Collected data
- - - -

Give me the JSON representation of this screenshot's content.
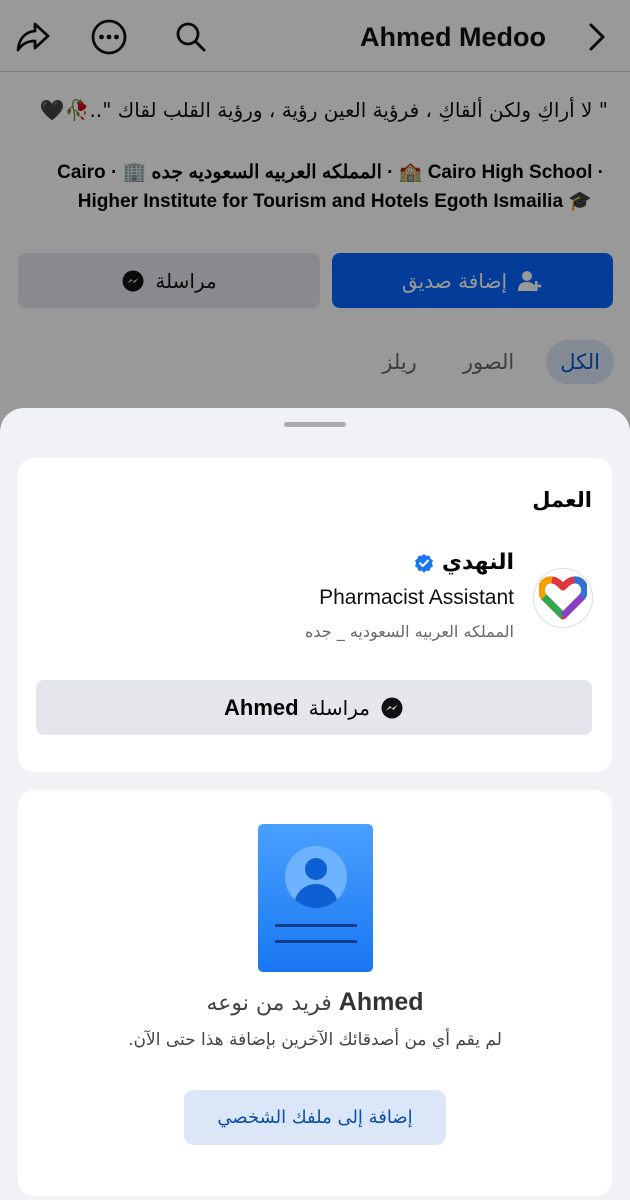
{
  "header": {
    "profile_name": "Ahmed Medoo",
    "icons": [
      "share-icon",
      "more-icon",
      "search-icon",
      "chevron-right-icon"
    ]
  },
  "profile": {
    "bio": "\" لا أراكِ ولكن ألقاكِ ، فرؤية العين رؤية ، ورؤية القلب لقاك \"..🥀🖤",
    "info_line1": "· Cairo High School 🏫 · المملكه العربيه السعوديه جده 🏢 · Cairo",
    "info_line2": "Higher Institute for Tourism and Hotels Egoth Ismailia",
    "add_friend_label": "إضافة صديق",
    "message_label": "مراسلة",
    "tabs": [
      {
        "label": "الكل",
        "active": true
      },
      {
        "label": "الصور",
        "active": false
      },
      {
        "label": "ريلز",
        "active": false
      }
    ]
  },
  "sheet": {
    "work": {
      "heading": "العمل",
      "company": "النهدي",
      "position": "Pharmacist Assistant",
      "location": "المملكه العربيه السعوديه _ جده",
      "message_prefix": "مراسلة",
      "message_name": "Ahmed"
    },
    "unique": {
      "name": "Ahmed",
      "title_suffix": "فريد من نوعه",
      "subtitle": "لم يقم أي من أصدقائك الآخرين بإضافة هذا حتى الآن.",
      "button_label": "إضافة إلى ملفك الشخصي"
    }
  },
  "colors": {
    "primary": "#0866ff",
    "verified": "#1877f2",
    "sheet_bg": "#f0f2f5",
    "secondary_button": "#e4e6eb",
    "light_blue_button": "#dbe7f8"
  }
}
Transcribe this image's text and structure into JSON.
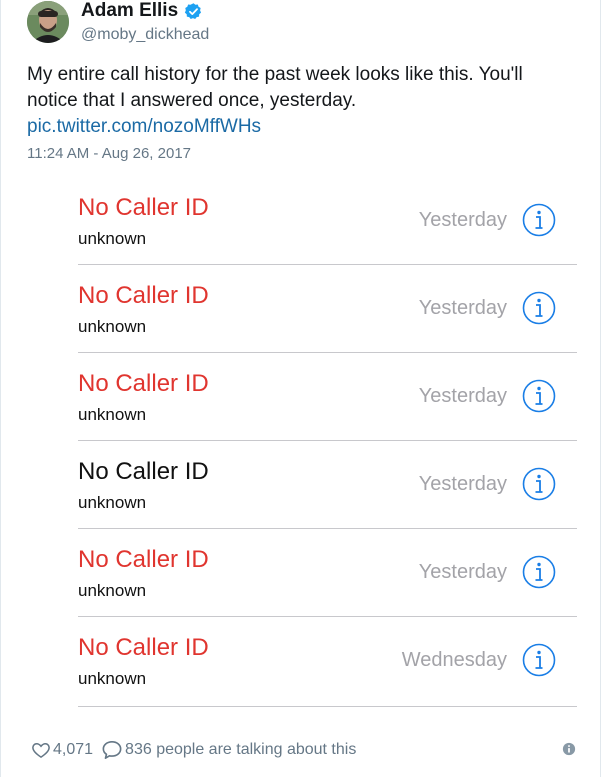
{
  "tweet": {
    "author": {
      "display_name": "Adam Ellis",
      "handle": "@moby_dickhead",
      "verified": true
    },
    "text": "My entire call history for the past week looks like this. You'll notice that I answered once, yesterday.",
    "link": "pic.twitter.com/nozoMffWHs",
    "timestamp": "11:24 AM - Aug 26, 2017"
  },
  "call_history": [
    {
      "caller": "No Caller ID",
      "subtitle": "unknown",
      "date": "Yesterday",
      "missed": true
    },
    {
      "caller": "No Caller ID",
      "subtitle": "unknown",
      "date": "Yesterday",
      "missed": true
    },
    {
      "caller": "No Caller ID",
      "subtitle": "unknown",
      "date": "Yesterday",
      "missed": true
    },
    {
      "caller": "No Caller ID",
      "subtitle": "unknown",
      "date": "Yesterday",
      "missed": false
    },
    {
      "caller": "No Caller ID",
      "subtitle": "unknown",
      "date": "Yesterday",
      "missed": true
    },
    {
      "caller": "No Caller ID",
      "subtitle": "unknown",
      "date": "Wednesday",
      "missed": true
    }
  ],
  "footer": {
    "likes": "4,071",
    "talking": "836 people are talking about this"
  },
  "colors": {
    "missed_call": "#e0352f",
    "answered_call": "#111111",
    "info_icon": "#1a7ee6",
    "link": "#1b6aa5",
    "verified_badge": "#1da1f2"
  },
  "icons": {
    "verified": "verified-badge-icon",
    "info": "info-circle-icon",
    "like": "heart-icon",
    "reply": "speech-bubble-icon",
    "footer_info": "info-icon"
  }
}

- - - -

Beginning at the line that contains "Transcribe this image's", give the remaining lines of the records again exactly, through the last one. Leave out pictures.

Transcribe this image's text and structure into JSON.
{
  "tweet": {
    "author": {
      "display_name": "Adam Ellis",
      "handle": "@moby_dickhead",
      "verified": true
    },
    "text": "My entire call history for the past week looks like this. You'll notice that I answered once, yesterday.",
    "link": "pic.twitter.com/nozoMffWHs",
    "timestamp": "11:24 AM - Aug 26, 2017"
  },
  "call_history": [
    {
      "caller": "No Caller ID",
      "subtitle": "unknown",
      "date": "Yesterday",
      "missed": true
    },
    {
      "caller": "No Caller ID",
      "subtitle": "unknown",
      "date": "Yesterday",
      "missed": true
    },
    {
      "caller": "No Caller ID",
      "subtitle": "unknown",
      "date": "Yesterday",
      "missed": true
    },
    {
      "caller": "No Caller ID",
      "subtitle": "unknown",
      "date": "Yesterday",
      "missed": false
    },
    {
      "caller": "No Caller ID",
      "subtitle": "unknown",
      "date": "Yesterday",
      "missed": true
    },
    {
      "caller": "No Caller ID",
      "subtitle": "unknown",
      "date": "Wednesday",
      "missed": true
    }
  ],
  "footer": {
    "likes": "4,071",
    "talking": "836 people are talking about this"
  },
  "colors": {
    "missed_call": "#e0352f",
    "answered_call": "#111111",
    "info_icon": "#1a7ee6",
    "link": "#1b6aa5",
    "verified_badge": "#1da1f2"
  },
  "icons": {
    "verified": "verified-badge-icon",
    "info": "info-circle-icon",
    "like": "heart-icon",
    "reply": "speech-bubble-icon",
    "footer_info": "info-icon"
  }
}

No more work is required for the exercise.